- _Work to be completed_
Extract the full set of records, then give each one again exactly.

- _Working data_
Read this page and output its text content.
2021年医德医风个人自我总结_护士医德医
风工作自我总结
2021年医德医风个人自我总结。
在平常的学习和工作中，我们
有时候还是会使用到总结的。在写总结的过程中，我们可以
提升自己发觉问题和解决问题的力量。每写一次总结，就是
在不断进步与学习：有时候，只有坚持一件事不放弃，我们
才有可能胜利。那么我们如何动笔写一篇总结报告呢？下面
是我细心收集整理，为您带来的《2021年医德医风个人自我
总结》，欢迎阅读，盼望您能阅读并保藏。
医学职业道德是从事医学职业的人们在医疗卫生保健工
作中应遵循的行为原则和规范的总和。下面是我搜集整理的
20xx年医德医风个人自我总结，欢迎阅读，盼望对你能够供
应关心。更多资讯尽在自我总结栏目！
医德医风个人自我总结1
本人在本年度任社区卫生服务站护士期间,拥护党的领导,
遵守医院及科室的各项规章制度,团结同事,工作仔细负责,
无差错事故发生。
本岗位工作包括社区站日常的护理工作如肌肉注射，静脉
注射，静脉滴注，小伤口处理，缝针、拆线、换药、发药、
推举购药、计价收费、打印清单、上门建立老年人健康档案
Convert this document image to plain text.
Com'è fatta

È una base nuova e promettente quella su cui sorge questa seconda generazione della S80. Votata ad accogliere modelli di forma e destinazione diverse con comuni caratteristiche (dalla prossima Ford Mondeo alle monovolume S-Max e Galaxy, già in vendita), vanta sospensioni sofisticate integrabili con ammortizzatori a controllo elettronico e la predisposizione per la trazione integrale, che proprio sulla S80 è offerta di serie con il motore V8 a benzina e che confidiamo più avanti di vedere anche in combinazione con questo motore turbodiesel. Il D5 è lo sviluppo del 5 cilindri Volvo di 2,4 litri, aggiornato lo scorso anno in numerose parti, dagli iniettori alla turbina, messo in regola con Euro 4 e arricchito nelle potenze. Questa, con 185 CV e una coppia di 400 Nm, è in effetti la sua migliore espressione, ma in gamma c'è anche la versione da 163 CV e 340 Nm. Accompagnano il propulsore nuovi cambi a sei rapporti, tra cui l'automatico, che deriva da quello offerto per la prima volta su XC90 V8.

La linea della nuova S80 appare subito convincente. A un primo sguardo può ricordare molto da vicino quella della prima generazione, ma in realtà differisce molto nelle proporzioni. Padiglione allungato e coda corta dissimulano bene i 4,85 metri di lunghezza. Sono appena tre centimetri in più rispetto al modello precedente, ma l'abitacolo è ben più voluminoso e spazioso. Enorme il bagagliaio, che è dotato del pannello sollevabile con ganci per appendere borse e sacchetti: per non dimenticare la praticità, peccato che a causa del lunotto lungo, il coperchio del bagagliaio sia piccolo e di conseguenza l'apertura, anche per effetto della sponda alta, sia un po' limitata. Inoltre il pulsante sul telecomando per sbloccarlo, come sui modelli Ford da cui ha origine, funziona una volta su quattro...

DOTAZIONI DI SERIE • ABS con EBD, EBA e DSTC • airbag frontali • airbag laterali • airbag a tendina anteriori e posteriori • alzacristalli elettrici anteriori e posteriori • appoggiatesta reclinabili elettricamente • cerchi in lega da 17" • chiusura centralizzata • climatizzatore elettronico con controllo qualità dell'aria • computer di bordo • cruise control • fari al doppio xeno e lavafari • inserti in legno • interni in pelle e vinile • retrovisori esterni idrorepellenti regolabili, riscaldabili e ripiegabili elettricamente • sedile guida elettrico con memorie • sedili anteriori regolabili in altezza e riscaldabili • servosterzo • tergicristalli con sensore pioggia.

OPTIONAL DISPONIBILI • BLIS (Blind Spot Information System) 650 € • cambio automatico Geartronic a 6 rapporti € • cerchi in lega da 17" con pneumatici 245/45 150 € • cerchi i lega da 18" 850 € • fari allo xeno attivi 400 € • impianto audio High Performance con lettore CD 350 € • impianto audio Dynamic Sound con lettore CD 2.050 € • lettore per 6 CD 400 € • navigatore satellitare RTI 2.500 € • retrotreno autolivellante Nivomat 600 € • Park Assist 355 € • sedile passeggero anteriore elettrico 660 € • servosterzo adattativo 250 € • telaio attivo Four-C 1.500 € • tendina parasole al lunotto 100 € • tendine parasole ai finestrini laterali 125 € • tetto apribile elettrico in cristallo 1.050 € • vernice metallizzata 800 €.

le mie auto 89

- _Result of this task_
Read this page and output its text content.
2021年医德医风个人自我总结_护士医德医
风工作自我总结
2021年医德医风个人自我总结。
在平常的学习和工作中，我们
有时候还是会使用到总结的。在写总结的过程中，我们可以
提升自己发觉问题和解决问题的力量。每写一次总结，就是
在不断进步与学习：有时候，只有坚持一件事不放弃，我们
才有可能胜利。那么我们如何动笔写一篇总结报告呢？下面
是我细心收集整理，为您带来的《2021年医德医风个人自我
总结》，欢迎阅读，盼望您能阅读并保藏。
医学职业道德是从事医学职业的人们在医疗卫生保健工
作中应遵循的行为原则和规范的总和。下面是我搜集整理的
20xx年医德医风个人自我总结，欢迎阅读，盼望对你能够供
应关心。更多资讯尽在自我总结栏目！
医德医风个人自我总结1
本人在本年度任社区卫生服务站护士期间,拥护党的领导,
遵守医院及科室的各项规章制度,团结同事,工作仔细负责,
无差错事故发生。
本岗位工作包括社区站日常的护理工作如肌肉注射，静脉
注射，静脉滴注，小伤口处理，缝针、拆线、换药、发药、
推举购药、计价收费、打印清单、上门建立老年人健康档案
Convert this document image to plain text.
Com'è fatta

È una base nuova e promettente quella su cui sorge questa seconda generazione della S80. Votata ad accogliere modelli di forma e destinazione diverse con comuni caratteristiche (dalla prossima Ford Mondeo alle monovolume S-Max e Galaxy, già in vendita), vanta sospensioni sofisticate integrabili con ammortizzatori a controllo elettronico e la predisposizione per la trazione integrale, che proprio sulla S80 è offerta di serie con il motore V8 a benzina e che confidiamo più avanti di vedere anche in combinazione con questo motore turbodiesel. Il D5 è lo sviluppo del 5 cilindri Volvo di 2,4 litri, aggiornato lo scorso anno in numerose parti, dagli iniettori alla turbina, messo in regola con Euro 4 e arricchito nelle potenze. Questa, con 185 CV e una coppia di 400 Nm, è in effetti la sua migliore espressione, ma in gamma c'è anche la versione da 163 CV e 340 Nm. Accompagnano il propulsore nuovi cambi a sei rapporti, tra cui l'automatico, che deriva da quello offerto per la prima volta su XC90 V8.

La linea della nuova S80 appare subito convincente. A un primo sguardo può ricordare molto da vicino quella della prima generazione, ma in realtà differisce molto nelle proporzioni. Padiglione allungato e coda corta dissimulano bene i 4,85 metri di lunghezza. Sono appena tre centimetri in più rispetto al modello precedente, ma l'abitacolo è ben più voluminoso e spazioso. Enorme il bagagliaio, che è dotato del pannello sollevabile con ganci per appendere borse e sacchetti: per non dimenticare la praticità, peccato che a causa del lunotto lungo, il coperchio del bagagliaio sia piccolo e di conseguenza l'apertura, anche per effetto della sponda alta, sia un po' limitata. Inoltre il pulsante sul telecomando per sbloccarlo, come sui modelli Ford da cui ha origine, funziona una volta su quattro...

DOTAZIONI DI SERIE • ABS con EBD, EBA e DSTC • airbag frontali • airbag laterali • airbag a tendina anteriori e posteriori • alzacristalli elettrici anteriori e posteriori • appoggiatesta reclinabili elettricamente • cerchi in lega da 17" • chiusura centralizzata • climatizzatore elettronico con controllo qualità dell'aria • computer di bordo • cruise control • fari al doppio xeno e lavafari • inserti in legno • interni in pelle e vinile • retrovisori esterni idrorepellenti regolabili, riscaldabili e ripiegabili elettricamente • sedile guida elettrico con memorie • sedili anteriori regolabili in altezza e riscaldabili • servosterzo • tergicristalli con sensore pioggia.

OPTIONAL DISPONIBILI • BLIS (Blind Spot Information System) 650 € • cambio automatico Geartronic a 6 rapporti € • cerchi in lega da 17" con pneumatici 245/45 150 € • cerchi i lega da 18" 850 € • fari allo xeno attivi 400 € • impianto audio High Performance con lettore CD 350 € • impianto audio Dynamic Sound con lettore CD 2.050 € • lettore per 6 CD 400 € • navigatore satellitare RTI 2.500 € • retrotreno autolivellante Nivomat 600 € • Park Assist 355 € • sedile passeggero anteriore elettrico 660 € • servosterzo adattativo 250 € • telaio attivo Four-C 1.500 € • tendina parasole al lunotto 100 € • tendine parasole ai finestrini laterali 125 € • tetto apribile elettrico in cristallo 1.050 € • vernice metallizzata 800 €.

le mie auto 89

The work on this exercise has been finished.